▶ WHAT THE TASK REQUIRES
Copy verbatim everything from the start of the entries down to and including the line that contains "top-bar [0,0,960,38]".

▶ EXERCISE MATERIAL
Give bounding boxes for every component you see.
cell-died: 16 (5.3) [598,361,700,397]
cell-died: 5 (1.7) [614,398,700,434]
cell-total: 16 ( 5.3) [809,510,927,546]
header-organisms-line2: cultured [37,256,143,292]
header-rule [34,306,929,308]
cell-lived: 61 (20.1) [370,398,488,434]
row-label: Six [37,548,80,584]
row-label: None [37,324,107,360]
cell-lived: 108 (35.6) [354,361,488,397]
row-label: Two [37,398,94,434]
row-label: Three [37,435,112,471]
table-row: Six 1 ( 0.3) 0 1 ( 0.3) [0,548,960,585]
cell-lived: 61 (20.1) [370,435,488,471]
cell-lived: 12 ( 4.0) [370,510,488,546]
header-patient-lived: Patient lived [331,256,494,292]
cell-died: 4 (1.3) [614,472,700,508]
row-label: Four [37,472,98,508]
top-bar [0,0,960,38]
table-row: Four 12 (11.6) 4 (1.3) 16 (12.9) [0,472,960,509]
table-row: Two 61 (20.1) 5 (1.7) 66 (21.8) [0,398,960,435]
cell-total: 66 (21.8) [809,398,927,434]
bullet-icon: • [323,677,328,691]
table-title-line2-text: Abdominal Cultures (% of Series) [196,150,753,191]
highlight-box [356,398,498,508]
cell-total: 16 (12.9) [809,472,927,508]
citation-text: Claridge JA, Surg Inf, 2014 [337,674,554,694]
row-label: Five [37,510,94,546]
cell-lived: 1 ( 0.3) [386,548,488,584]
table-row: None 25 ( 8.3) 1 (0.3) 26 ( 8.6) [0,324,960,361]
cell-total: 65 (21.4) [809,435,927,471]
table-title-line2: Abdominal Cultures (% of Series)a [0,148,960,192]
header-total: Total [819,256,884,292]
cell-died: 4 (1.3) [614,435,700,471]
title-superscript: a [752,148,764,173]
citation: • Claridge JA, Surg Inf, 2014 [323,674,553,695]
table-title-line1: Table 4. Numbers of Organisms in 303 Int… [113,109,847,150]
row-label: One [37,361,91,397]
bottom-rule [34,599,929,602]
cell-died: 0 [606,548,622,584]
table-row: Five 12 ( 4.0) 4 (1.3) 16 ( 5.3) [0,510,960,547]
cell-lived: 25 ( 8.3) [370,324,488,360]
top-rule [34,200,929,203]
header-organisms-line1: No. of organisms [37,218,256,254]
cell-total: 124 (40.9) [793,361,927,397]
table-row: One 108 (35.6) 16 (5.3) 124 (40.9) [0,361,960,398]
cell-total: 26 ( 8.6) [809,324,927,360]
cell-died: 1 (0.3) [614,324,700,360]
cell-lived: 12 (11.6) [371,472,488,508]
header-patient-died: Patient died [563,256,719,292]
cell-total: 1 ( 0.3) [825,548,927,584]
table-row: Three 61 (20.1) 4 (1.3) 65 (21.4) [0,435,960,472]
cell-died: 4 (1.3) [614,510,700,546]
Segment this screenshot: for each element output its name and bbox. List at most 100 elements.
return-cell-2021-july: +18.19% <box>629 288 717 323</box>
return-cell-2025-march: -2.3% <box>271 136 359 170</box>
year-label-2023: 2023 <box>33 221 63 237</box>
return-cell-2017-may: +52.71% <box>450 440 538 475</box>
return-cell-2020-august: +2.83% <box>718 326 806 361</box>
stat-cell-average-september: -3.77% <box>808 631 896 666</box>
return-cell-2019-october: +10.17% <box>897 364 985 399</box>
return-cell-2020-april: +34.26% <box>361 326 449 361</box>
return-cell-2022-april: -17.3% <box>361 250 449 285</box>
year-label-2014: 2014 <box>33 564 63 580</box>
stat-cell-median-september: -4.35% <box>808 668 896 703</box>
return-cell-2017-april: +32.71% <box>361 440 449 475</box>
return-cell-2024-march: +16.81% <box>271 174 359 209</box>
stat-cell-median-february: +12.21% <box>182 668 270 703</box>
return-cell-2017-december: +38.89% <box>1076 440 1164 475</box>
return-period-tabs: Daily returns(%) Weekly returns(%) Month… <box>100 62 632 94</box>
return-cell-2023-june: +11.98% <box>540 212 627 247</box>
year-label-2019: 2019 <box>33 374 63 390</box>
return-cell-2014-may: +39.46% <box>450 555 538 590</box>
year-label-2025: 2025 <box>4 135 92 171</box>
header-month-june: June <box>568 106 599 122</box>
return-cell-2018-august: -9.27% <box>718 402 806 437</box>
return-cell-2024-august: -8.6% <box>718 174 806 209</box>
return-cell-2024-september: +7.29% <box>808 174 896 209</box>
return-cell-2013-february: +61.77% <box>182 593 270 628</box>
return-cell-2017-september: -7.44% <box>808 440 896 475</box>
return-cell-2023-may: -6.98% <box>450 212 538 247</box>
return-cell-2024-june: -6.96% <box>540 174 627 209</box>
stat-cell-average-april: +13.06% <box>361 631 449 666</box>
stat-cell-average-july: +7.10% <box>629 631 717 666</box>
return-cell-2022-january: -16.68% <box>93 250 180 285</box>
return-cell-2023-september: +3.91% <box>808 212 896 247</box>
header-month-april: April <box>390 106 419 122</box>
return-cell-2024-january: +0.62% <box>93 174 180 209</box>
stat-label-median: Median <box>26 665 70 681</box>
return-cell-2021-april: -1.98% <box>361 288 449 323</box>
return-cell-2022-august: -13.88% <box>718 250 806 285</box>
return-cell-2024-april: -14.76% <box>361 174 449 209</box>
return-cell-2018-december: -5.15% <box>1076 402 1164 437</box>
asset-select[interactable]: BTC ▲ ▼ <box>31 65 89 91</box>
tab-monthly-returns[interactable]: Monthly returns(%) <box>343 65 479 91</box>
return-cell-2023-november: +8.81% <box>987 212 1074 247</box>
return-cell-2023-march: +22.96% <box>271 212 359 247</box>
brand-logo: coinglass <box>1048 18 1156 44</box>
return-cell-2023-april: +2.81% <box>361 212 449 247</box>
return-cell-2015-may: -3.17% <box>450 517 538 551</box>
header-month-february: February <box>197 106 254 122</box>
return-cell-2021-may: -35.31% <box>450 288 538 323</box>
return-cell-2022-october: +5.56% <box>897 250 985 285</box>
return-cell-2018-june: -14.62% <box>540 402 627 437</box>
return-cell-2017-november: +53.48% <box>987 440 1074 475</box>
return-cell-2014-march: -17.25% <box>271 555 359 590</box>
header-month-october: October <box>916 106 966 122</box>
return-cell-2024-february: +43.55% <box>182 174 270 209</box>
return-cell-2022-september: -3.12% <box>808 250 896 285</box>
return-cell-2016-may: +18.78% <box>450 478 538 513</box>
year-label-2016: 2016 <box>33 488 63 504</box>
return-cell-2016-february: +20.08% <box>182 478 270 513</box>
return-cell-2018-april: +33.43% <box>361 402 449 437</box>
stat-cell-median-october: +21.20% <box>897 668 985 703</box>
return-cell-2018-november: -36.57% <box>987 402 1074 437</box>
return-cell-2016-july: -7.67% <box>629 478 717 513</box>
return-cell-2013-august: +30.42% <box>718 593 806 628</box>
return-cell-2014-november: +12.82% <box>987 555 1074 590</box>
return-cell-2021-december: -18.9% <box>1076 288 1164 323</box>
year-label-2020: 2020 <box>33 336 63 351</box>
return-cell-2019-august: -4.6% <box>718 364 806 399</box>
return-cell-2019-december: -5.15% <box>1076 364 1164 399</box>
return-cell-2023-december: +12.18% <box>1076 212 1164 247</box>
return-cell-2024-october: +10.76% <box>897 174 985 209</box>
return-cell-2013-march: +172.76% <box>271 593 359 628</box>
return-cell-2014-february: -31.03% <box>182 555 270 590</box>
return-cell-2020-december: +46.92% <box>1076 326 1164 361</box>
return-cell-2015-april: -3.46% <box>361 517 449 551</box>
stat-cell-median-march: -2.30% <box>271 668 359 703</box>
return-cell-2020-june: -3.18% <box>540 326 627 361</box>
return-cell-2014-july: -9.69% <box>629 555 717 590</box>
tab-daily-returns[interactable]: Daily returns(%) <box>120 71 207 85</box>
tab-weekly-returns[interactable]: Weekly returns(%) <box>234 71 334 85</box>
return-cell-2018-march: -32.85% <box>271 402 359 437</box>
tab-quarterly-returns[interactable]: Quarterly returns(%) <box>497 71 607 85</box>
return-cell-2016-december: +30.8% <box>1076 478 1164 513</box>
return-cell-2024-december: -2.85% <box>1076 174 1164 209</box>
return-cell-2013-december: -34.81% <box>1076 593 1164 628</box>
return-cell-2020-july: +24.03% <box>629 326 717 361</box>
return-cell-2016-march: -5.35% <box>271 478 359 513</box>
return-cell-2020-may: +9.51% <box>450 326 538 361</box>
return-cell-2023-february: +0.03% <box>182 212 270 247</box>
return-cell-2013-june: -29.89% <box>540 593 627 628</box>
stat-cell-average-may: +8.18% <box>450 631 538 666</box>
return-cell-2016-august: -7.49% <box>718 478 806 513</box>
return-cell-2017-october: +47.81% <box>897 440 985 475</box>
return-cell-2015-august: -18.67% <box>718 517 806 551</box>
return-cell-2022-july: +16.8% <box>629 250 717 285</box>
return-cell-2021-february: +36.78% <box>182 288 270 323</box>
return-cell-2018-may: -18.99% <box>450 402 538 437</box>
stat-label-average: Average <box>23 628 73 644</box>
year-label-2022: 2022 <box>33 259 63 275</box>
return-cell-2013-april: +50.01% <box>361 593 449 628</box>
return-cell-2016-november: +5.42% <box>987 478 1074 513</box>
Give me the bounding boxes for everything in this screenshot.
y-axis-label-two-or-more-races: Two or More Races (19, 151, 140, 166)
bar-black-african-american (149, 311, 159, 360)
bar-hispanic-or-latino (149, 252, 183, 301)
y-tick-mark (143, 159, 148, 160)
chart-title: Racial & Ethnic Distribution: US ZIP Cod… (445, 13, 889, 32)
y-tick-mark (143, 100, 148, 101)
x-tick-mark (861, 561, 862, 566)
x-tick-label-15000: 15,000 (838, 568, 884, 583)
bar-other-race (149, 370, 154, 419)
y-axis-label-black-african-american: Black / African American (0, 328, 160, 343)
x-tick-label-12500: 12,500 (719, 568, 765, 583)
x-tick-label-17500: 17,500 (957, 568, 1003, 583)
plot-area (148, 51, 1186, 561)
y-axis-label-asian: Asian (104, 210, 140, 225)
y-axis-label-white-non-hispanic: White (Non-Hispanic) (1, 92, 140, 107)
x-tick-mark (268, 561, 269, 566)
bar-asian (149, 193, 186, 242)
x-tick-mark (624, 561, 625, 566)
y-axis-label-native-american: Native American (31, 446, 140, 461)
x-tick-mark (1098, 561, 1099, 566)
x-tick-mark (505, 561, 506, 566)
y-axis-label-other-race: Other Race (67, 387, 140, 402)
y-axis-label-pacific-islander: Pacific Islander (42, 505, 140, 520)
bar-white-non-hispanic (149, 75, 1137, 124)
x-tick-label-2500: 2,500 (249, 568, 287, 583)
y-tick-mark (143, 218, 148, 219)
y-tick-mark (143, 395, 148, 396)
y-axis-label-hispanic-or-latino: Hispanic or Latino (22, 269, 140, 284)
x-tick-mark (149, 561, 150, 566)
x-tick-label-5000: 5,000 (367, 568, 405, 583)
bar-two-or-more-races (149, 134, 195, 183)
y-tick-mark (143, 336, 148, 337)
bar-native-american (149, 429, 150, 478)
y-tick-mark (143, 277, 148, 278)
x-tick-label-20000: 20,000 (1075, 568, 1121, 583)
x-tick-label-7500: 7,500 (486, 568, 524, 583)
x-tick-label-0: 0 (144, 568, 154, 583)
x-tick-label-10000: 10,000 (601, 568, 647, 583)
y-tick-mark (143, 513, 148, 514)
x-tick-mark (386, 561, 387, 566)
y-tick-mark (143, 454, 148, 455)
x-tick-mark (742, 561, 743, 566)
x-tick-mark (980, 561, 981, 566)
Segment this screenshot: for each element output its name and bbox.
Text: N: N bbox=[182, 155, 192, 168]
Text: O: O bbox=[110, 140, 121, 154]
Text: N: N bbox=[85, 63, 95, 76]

▶ TASK RESULT
Give bounding boxes for every component you see.
cell-died: 16 (5.3) [598,361,700,397]
cell-died: 5 (1.7) [614,398,700,434]
cell-total: 16 ( 5.3) [809,510,927,546]
header-organisms-line2: cultured [37,256,143,292]
header-rule [34,306,929,308]
cell-lived: 61 (20.1) [370,398,488,434]
row-label: Six [37,548,80,584]
row-label: None [37,324,107,360]
cell-lived: 108 (35.6) [354,361,488,397]
row-label: Two [37,398,94,434]
row-label: Three [37,435,112,471]
table-row: Six 1 ( 0.3) 0 1 ( 0.3) [0,548,960,585]
cell-lived: 61 (20.1) [370,435,488,471]
cell-lived: 12 ( 4.0) [370,510,488,546]
header-patient-lived: Patient lived [331,256,494,292]
cell-died: 4 (1.3) [614,472,700,508]
row-label: Four [37,472,98,508]
top-bar [0,0,960,38]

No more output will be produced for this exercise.